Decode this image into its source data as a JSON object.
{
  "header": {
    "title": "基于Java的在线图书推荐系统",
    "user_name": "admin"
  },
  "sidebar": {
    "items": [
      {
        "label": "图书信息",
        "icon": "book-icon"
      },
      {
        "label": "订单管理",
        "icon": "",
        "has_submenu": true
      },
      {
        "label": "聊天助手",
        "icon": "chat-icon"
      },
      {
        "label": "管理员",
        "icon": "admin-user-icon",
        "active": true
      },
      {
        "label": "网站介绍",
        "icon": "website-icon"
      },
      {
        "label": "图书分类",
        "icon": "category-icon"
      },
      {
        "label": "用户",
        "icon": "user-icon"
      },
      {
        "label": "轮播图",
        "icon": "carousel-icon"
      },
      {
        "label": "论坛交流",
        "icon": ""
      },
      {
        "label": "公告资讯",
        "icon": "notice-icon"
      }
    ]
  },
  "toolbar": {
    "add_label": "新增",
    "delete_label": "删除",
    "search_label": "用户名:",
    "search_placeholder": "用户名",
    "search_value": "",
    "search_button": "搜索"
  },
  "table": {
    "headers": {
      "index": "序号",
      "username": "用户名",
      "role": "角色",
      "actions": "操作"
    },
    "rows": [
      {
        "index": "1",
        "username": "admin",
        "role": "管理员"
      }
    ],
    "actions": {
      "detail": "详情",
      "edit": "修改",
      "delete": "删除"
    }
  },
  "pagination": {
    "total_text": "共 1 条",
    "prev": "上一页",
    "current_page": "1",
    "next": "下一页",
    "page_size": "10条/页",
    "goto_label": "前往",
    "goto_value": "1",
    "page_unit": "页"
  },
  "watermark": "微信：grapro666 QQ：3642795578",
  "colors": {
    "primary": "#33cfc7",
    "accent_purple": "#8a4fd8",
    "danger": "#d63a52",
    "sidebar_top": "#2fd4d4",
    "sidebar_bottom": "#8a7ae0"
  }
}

...

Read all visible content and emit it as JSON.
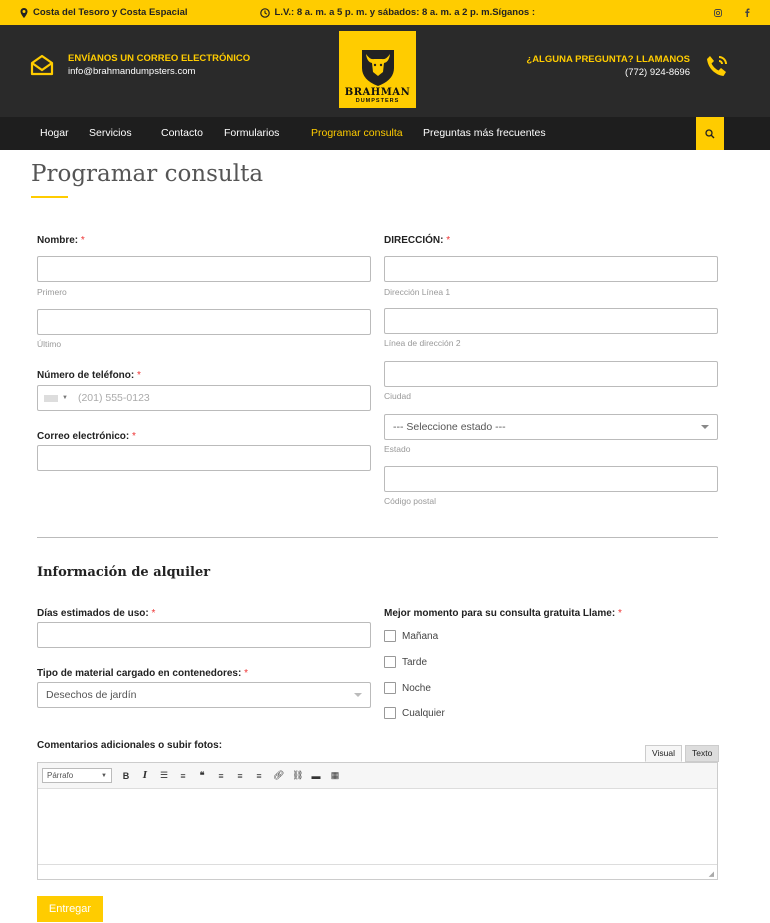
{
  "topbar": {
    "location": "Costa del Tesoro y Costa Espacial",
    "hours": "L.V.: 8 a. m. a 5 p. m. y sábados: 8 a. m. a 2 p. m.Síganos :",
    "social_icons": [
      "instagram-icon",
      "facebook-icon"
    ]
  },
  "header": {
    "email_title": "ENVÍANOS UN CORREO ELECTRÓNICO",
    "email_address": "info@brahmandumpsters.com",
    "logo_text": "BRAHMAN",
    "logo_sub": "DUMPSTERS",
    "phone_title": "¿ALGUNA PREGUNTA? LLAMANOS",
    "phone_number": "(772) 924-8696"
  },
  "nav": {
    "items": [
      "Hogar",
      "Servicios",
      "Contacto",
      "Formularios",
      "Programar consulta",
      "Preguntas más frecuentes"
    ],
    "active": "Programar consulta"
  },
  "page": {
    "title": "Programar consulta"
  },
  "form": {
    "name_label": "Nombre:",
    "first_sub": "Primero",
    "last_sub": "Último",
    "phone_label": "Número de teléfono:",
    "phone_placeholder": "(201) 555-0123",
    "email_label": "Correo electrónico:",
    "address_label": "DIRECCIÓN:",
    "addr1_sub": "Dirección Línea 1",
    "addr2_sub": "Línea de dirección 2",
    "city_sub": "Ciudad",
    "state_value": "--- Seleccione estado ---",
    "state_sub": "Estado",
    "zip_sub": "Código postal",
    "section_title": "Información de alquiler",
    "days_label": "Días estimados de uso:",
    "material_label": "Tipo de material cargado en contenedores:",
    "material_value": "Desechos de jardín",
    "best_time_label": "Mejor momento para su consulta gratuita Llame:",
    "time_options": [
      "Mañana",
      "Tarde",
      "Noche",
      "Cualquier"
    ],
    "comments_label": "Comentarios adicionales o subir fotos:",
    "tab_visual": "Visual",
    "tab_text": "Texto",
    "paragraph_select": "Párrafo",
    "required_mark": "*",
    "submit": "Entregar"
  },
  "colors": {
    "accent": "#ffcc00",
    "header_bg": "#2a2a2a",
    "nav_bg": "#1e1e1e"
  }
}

__Requirement__
What is the number of lines above that hold the string "Programar"? Answer with that number alone.

__Exercise result__
3